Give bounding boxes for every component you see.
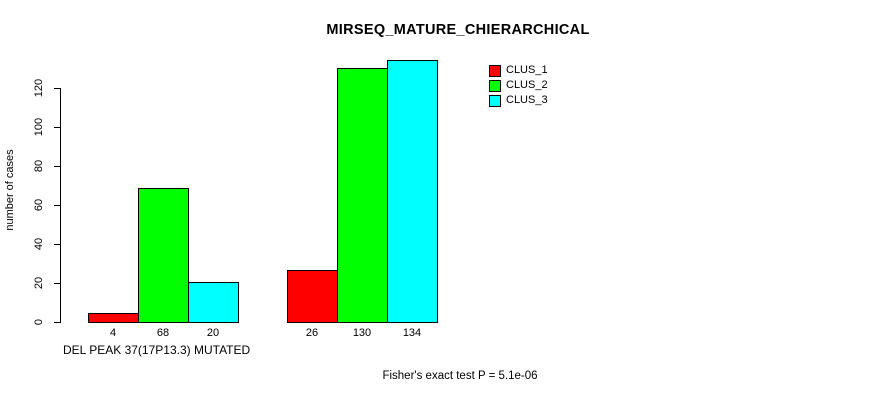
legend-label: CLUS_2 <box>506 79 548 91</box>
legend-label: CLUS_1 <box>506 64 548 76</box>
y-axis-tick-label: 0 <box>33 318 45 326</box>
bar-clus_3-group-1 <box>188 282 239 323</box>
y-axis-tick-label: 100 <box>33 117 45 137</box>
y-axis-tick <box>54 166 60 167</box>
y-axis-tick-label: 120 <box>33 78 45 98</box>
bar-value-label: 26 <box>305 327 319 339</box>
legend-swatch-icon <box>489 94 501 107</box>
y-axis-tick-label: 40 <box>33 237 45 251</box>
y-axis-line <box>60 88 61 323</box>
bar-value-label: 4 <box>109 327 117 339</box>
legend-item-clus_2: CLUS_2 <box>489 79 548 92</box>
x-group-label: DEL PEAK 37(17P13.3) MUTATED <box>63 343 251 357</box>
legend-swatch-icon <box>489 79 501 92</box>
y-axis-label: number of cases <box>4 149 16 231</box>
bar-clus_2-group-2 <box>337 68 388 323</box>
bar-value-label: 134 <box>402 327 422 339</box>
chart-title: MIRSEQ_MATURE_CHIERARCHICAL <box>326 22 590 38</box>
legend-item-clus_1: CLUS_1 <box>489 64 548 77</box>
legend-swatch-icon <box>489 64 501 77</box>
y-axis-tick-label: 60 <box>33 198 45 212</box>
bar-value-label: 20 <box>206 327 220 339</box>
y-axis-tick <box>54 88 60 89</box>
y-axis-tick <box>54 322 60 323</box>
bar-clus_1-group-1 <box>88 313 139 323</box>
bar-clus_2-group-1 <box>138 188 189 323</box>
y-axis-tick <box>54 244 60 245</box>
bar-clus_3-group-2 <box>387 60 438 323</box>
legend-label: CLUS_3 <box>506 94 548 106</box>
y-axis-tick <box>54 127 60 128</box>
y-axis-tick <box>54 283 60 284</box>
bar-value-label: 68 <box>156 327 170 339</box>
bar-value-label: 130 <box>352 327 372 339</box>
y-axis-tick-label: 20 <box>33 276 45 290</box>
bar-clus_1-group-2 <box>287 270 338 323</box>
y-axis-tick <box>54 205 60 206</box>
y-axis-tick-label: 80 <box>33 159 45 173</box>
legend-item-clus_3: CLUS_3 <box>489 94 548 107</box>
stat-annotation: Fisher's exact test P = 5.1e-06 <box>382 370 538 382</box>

● ● ●

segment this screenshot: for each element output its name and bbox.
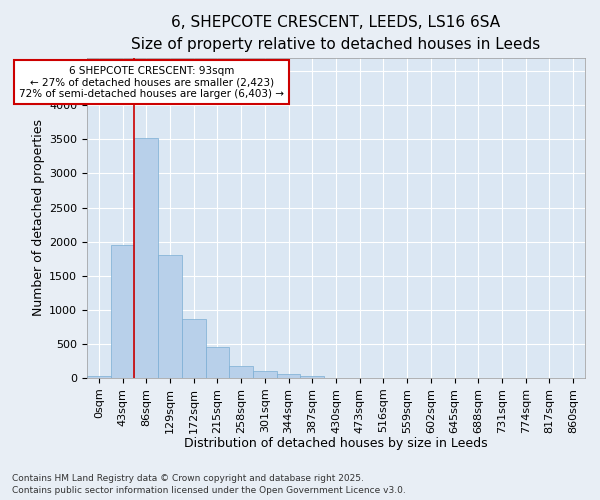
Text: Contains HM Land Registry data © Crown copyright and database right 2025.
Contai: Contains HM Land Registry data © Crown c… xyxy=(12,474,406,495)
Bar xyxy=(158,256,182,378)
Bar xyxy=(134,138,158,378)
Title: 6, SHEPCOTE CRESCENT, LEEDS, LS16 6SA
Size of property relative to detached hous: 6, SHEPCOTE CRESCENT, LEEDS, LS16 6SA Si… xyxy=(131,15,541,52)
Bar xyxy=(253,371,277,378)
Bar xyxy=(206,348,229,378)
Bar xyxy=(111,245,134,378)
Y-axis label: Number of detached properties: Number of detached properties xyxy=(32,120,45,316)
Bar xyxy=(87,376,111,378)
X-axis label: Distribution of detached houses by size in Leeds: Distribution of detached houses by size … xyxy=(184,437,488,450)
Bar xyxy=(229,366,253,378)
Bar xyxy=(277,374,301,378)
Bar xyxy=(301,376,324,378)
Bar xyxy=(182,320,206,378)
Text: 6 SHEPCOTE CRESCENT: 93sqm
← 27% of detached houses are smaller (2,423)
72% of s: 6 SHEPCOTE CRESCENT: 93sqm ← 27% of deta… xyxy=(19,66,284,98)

● ● ●

- **Do this**
Copy out the data lines word for word, everything from the line containing "legend-label: CLUS_2 <box>506 79 548 91</box>" down to the line containing "bar-value-label: 134 <box>402", both of those lines included.

- **Finished task**
legend-label: CLUS_2 <box>506 79 548 91</box>
legend-label: CLUS_1 <box>506 64 548 76</box>
y-axis-tick-label: 0 <box>33 318 45 326</box>
bar-clus_3-group-1 <box>188 282 239 323</box>
y-axis-tick-label: 100 <box>33 117 45 137</box>
y-axis-tick <box>54 166 60 167</box>
y-axis-tick-label: 120 <box>33 78 45 98</box>
bar-value-label: 26 <box>305 327 319 339</box>
legend-swatch-icon <box>489 94 501 107</box>
y-axis-tick-label: 40 <box>33 237 45 251</box>
y-axis-line <box>60 88 61 323</box>
bar-value-label: 4 <box>109 327 117 339</box>
legend-item-clus_2: CLUS_2 <box>489 79 548 92</box>
x-group-label: DEL PEAK 37(17P13.3) MUTATED <box>63 343 251 357</box>
legend-swatch-icon <box>489 79 501 92</box>
y-axis-label: number of cases <box>4 149 16 231</box>
bar-clus_2-group-2 <box>337 68 388 323</box>
bar-value-label: 134 <box>402 327 422 339</box>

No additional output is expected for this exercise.